== Выбранный текст
У тех, кто считает себя торрихистами, нет оснований не иметь перед собой ясной линии действий. Как и нет оснований считать торрихизм пустым словом, не наполненным содержанием. И более того, у них нет оснований объединять Торрихоса с торрихизмом, чтобы не совершать его собственных ошибок. Поднявшись на плечи Торрихосу, мы видим дальше него.
Я всегда думал и чувствовал, что Бог охраняет атеистов. То есть надо наследовать от Учителя прежде всего его достоинство и преданность Правде, большую, чем преданность ему самому. Не могу здесь не процитировать Аристотеля: «Платон мне друг, но истина мне дороже». А ведь он сказал это после того, как более 20 лет был учеником Платона, усвоив, таким образом, самый главный его урок относительно преданности друзьям и истине.
Торрихизм, таким образом, превосходит Торрихоса благодаря Торрихосу. В этом сама суть торрихизма, он создан Торрихосом для развития, в котором должен превзойти своего создателя, как в теории, так и в революционной практике.
Насильственная смерть генерала Торрихоса поставила точку в его трудах и действиях, но не остановила его свободолюбивого духа, который будет всегда с нами в борьбе за нашу Америку. Ужас и масштаб нашего поражения из-за его смерти гораздо меньше, чем масштаб того триумфа, к которому нас приведёт наша память о нём и его революционная теория. Они не убили генерала Торрихоса. Они превратили его в наше знамя.
Глава 8. Воспоминания одного просвещённого сержанта
Вот что такое Торрихос и торрихизм. Ну а Омар, каким был он? Разумеется, им же. В соответствии с одним из постулатов торрихизма, где «быть» и «казаться» совпадают, что и называется интимной истиной. Потому что говорить одно, а на деле быть другим — большой грех. И двойной грех — быть плохим и носить на лице маску хорошего. Это как раз случай тех бессовестных моралистов, к которым можно применить крестьянскую пословицу: «Курицы-чистюли, клюют дерьмо, а клювик мыли».
Можно быть хорошим человеком, но не быть великим государственным деятелем. Но нельзя стать великим государственным деятелем, не будучи хорошим человеком. И Омар Торрихос был великим государственным деятелем и хорошим, добрым к людям человеком.
====
== Сохранённые данные
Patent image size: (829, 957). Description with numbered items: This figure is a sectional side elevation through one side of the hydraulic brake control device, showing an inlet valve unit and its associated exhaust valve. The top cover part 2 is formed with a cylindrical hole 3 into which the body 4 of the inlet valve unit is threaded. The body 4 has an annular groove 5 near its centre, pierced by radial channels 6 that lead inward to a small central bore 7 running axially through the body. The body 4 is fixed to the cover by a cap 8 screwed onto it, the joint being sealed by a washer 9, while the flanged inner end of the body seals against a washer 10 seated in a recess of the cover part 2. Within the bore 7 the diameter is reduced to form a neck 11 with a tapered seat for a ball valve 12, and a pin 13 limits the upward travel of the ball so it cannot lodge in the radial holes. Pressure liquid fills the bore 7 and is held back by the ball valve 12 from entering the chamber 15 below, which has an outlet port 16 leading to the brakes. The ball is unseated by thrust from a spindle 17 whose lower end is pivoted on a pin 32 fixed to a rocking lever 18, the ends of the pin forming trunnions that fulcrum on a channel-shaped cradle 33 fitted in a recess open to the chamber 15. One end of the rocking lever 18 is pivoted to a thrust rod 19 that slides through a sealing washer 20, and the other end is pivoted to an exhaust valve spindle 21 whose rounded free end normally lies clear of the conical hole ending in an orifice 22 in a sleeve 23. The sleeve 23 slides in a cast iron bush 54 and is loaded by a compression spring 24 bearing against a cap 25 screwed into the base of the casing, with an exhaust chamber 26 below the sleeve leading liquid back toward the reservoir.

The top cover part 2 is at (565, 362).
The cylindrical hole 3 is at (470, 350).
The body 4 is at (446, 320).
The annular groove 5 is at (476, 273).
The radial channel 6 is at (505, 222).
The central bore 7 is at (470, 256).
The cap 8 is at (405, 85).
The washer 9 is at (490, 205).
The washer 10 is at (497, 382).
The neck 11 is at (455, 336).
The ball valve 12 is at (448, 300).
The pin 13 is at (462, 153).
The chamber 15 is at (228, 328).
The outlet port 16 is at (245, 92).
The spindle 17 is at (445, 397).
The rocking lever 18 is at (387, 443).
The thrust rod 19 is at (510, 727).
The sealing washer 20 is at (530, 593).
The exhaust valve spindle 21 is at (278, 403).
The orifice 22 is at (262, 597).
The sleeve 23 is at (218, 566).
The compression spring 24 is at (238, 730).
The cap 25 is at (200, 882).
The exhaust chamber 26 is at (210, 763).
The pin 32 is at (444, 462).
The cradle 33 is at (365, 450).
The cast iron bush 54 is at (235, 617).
====
== Сохранённые данные
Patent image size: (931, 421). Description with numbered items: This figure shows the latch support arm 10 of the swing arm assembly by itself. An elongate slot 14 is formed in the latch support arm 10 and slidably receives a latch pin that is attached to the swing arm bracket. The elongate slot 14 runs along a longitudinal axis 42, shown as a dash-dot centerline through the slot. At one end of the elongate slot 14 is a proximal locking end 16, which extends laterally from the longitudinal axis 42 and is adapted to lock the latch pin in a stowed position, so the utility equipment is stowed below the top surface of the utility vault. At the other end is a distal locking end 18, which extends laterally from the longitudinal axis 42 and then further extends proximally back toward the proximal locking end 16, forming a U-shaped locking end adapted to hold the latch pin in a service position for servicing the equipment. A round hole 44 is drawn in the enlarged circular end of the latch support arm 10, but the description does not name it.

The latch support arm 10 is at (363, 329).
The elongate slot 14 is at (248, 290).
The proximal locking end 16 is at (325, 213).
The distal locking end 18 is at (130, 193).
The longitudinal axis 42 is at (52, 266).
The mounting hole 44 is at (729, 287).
====
== Сохранённые данные
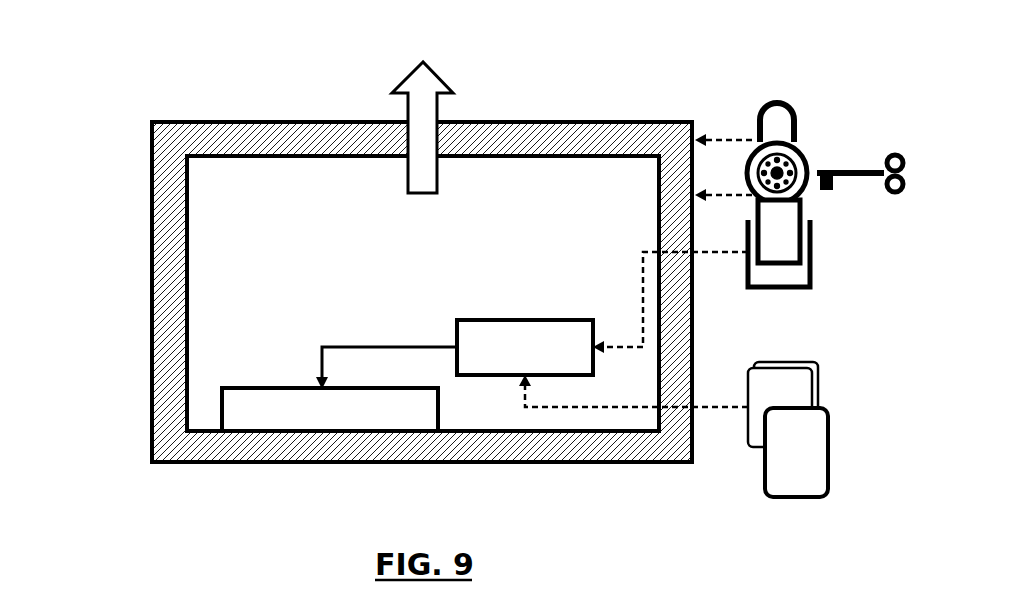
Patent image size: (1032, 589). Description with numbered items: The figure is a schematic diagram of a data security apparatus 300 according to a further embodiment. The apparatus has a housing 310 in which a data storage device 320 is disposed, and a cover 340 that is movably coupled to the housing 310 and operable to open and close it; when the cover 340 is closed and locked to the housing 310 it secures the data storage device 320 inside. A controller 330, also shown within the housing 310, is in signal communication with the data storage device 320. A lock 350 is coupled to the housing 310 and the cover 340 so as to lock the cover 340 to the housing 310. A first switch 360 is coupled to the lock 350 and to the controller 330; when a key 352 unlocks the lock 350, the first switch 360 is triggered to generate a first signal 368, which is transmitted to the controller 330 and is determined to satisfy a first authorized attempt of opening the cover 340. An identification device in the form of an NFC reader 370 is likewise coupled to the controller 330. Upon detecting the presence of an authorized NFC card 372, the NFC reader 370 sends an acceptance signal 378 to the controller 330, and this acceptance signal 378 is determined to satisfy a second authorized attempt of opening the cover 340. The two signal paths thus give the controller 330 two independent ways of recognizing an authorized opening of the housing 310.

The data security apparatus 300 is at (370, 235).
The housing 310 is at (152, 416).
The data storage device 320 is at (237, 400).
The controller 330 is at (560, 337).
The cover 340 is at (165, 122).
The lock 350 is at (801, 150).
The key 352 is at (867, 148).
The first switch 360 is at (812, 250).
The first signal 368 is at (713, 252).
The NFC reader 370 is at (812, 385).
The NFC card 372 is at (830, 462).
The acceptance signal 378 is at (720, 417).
====
### Задача A
Ответьте на вопросы по тексту о торрихизме, помечая ответы так же, как вопросы.
(i) Сколько лет Аристотель был учеником Платона?
(ii) Какой номер и какое название у главы, упомянутой в тексте?
(iii) Во что, по тексту, превратили генерала Торрихоса?
### Задача B
Определите, соответствует ли каждое утверждение тексту о торрихизме. Для каждого ответьте «да» или «нет» и приведите решающие слова текста дословно.
(i) Смерть генерала Торрихоса была насильственной.
(ii) Можно стать великим государственным деятелем, не будучи хорошим человеком.
(iii) Торрихизм создан так, чтобы не превзойти своего создателя.
### Задача C
Продолжите текст о торрихизме, начиная сразу после его последнего предложения.

### Ожидаемый ответ A
(i) Более 20 лет.
(ii) Глава 8, «Воспоминания одного просвещённого сержанта».
(iii) В «наше знамя».

### Ожидаемый ответ B
(i) Да: «Насильственная смерть генерала Торрихоса поставила точку в его трудах и действиях».
(ii) Нет: «Но нельзя стать великим государственным деятелем, не будучи хорошим человеком».
(iii) Нет: «он создан Торрихосом для развития, в котором должен превзойти своего создателя».

### Ожидаемый ответ C
Если он, например, ел что-то, что ему особенно нравилось: кубинский сыр или лазанью с домашней пастой, — он часто отрезал кусочек из своей тарелки и предлагал отведать его соседу за столом, разделяя тем самым своё удовольствие с другим.
Если он узнавал, что кого-то из его знакомых постигла беда, он часто приглашал к себе этого человека, чтобы тот просто пожил с ним рядом пару-тройку дней. И даже не для того, чтобы утешать, а просто для того, чтобы он не оставался наедине со своей проблемой.
Так было, например, с одним из солдат его охраны, который случайно застрелил своего товарища. Парень был в шоке, не хотел ни есть, ни говорить. Однажды почти шёпотом он спросил меня, знает ли генерал про это. Я ответил, что, скорее всего, нет. Парень попросил меня сообщить генералу об этом инциденте. Я сообщил.
Генерал сразу всё понял и послал за ним. И позвал его прямо к себе домой для просмотра фильма, снятого студией студенческого экспериментального кино Панамского Университета. Волшебное кино-лекарство вылечило солдата. На следующее утро он проснулся здоровым.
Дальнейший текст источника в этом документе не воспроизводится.